▶ Short exercise: Look over the entries that follow and work out how many lines contain "JSON". State the number only.

▶ Dataset extract:
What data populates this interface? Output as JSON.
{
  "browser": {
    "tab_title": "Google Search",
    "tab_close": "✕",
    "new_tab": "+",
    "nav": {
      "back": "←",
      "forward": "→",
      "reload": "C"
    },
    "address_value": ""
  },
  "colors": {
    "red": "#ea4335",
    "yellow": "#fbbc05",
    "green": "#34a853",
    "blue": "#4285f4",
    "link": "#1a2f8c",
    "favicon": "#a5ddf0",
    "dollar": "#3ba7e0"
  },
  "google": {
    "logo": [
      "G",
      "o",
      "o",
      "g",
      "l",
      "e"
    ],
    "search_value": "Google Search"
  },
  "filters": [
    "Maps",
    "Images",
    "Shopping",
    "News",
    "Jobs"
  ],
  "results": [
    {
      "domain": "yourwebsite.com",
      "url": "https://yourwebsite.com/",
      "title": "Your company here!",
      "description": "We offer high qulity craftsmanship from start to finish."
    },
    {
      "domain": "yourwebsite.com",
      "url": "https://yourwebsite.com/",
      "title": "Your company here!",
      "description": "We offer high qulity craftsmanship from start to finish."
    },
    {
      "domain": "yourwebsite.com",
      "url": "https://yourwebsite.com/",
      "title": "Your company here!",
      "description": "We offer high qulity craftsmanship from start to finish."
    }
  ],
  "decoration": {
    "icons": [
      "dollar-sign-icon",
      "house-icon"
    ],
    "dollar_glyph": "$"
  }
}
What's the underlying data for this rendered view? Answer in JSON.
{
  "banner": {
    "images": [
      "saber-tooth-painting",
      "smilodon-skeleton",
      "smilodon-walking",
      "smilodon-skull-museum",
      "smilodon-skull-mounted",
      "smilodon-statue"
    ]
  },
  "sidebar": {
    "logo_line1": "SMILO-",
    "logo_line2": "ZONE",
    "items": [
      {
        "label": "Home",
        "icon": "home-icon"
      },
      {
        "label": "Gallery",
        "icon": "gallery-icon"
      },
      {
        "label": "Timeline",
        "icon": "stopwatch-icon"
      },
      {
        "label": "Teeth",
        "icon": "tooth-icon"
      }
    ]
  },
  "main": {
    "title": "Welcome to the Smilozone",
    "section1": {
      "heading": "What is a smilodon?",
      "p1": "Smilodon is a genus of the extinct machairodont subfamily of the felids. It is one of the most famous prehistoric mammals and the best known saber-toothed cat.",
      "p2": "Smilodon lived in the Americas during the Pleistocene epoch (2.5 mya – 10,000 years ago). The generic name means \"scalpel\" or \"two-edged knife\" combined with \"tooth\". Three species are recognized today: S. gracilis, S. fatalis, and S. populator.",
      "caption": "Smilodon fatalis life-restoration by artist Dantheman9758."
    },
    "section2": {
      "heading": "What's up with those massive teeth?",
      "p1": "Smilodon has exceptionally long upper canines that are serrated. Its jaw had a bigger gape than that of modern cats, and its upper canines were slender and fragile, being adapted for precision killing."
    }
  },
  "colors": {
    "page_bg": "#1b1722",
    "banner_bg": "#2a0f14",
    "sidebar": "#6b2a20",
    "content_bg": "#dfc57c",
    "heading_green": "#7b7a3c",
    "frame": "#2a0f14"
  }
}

--

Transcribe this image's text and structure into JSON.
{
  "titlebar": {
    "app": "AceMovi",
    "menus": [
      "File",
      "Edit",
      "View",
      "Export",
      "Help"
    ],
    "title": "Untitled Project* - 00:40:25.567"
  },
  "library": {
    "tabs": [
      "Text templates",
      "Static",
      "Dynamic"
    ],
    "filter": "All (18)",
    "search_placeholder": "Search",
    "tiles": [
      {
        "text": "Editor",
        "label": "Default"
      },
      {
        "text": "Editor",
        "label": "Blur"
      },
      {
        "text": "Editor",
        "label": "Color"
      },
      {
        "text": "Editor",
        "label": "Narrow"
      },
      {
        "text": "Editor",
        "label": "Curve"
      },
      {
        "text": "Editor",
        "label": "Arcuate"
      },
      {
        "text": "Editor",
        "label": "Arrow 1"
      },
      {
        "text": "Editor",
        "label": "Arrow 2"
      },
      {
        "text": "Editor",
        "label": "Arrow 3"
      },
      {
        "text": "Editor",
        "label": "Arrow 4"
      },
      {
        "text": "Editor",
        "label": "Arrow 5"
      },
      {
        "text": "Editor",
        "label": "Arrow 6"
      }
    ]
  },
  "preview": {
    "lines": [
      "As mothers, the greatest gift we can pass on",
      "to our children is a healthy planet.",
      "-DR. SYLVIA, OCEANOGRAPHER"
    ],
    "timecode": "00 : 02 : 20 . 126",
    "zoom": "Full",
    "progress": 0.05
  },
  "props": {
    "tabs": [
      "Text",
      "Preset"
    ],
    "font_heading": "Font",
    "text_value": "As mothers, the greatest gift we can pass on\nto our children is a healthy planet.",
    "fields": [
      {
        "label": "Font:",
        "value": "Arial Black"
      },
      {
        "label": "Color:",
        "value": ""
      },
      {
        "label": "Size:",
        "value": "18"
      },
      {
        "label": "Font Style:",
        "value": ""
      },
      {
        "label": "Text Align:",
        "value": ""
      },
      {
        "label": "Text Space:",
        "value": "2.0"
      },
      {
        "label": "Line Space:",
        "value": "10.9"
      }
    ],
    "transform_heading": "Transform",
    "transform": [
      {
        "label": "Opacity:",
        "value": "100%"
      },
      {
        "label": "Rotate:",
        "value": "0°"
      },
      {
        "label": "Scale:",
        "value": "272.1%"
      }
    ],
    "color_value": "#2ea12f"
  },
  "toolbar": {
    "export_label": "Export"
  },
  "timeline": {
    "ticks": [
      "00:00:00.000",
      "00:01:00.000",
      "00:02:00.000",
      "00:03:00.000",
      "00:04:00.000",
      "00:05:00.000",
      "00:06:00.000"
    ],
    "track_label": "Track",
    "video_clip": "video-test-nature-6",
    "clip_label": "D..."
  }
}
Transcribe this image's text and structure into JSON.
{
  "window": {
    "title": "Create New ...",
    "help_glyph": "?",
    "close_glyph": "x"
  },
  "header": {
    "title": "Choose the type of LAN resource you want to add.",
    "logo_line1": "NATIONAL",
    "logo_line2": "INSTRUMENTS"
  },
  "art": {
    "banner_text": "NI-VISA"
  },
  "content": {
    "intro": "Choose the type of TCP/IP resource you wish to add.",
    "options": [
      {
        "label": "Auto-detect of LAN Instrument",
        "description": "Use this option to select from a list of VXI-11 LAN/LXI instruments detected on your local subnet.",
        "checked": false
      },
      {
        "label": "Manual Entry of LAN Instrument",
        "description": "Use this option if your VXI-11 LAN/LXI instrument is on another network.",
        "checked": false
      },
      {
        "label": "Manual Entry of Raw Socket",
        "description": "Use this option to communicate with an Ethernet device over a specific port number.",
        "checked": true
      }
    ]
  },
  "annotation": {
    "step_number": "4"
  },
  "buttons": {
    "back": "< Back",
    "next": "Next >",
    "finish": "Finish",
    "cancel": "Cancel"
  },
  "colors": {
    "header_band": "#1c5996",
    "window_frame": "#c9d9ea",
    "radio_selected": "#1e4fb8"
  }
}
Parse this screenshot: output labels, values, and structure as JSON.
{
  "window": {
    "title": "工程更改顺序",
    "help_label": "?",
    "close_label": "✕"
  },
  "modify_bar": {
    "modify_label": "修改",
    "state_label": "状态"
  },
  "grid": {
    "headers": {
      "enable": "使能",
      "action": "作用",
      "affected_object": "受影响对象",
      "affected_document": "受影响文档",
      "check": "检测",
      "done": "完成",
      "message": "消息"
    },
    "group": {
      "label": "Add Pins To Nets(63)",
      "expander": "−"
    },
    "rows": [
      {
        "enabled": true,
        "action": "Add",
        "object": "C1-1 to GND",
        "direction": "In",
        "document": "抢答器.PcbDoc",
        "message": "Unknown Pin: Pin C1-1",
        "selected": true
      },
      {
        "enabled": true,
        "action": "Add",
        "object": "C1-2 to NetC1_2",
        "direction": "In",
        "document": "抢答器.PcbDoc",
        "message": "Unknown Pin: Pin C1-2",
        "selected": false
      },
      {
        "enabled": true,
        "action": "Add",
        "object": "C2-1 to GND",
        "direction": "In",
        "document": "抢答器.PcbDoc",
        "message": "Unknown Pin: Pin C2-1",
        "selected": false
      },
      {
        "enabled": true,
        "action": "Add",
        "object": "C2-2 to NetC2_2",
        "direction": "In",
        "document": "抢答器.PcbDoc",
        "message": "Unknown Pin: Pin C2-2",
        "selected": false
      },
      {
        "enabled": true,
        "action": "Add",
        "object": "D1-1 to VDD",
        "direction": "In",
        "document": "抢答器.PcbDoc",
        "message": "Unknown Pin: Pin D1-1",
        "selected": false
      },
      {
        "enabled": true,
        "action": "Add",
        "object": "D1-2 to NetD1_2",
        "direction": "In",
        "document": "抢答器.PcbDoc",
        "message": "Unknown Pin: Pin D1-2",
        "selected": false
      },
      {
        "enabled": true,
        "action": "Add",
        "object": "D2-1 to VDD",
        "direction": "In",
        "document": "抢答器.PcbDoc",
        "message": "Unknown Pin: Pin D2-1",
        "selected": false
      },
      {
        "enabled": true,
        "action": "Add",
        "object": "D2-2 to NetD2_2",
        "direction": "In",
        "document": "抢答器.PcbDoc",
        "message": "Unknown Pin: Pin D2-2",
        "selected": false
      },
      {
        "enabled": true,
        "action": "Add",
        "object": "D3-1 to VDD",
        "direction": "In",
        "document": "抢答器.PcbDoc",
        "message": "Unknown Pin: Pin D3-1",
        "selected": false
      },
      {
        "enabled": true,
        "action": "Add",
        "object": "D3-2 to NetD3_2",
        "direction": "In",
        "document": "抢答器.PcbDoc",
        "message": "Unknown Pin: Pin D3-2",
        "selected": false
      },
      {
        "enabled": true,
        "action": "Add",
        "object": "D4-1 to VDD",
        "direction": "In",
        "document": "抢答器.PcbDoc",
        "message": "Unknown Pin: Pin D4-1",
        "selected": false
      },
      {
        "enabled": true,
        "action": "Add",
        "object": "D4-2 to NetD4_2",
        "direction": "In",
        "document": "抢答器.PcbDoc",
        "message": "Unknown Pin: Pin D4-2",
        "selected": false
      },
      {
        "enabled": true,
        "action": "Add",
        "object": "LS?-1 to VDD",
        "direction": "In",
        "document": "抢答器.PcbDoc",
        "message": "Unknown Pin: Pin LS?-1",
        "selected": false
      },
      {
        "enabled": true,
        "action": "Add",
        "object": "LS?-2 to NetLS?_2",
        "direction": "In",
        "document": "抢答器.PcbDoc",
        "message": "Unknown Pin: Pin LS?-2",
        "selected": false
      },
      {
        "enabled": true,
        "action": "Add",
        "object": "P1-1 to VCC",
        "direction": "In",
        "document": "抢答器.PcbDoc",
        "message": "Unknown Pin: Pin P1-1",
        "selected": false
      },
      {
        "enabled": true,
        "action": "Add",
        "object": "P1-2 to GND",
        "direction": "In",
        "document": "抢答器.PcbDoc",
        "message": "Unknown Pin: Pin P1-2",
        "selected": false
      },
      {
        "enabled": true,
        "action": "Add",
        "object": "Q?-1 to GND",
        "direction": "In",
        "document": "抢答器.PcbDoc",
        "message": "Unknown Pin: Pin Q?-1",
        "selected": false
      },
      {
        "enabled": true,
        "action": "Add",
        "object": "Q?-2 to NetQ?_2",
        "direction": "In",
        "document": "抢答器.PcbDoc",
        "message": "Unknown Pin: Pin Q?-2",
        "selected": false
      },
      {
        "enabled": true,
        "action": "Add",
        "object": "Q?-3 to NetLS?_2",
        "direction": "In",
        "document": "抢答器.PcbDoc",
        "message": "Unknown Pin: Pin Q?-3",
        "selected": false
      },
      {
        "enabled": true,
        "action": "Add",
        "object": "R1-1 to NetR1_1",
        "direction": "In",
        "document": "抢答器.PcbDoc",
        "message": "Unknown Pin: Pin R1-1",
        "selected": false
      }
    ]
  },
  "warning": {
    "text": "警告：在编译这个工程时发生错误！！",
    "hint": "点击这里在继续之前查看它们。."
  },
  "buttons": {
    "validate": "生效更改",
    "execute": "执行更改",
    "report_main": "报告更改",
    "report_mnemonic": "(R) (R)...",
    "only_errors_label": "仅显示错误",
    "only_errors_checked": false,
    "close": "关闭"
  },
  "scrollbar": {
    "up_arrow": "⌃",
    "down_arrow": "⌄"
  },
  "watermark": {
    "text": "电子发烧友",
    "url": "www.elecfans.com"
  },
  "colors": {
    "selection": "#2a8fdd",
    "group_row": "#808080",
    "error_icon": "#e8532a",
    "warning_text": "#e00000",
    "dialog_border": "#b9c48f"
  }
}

▶ Response below: 5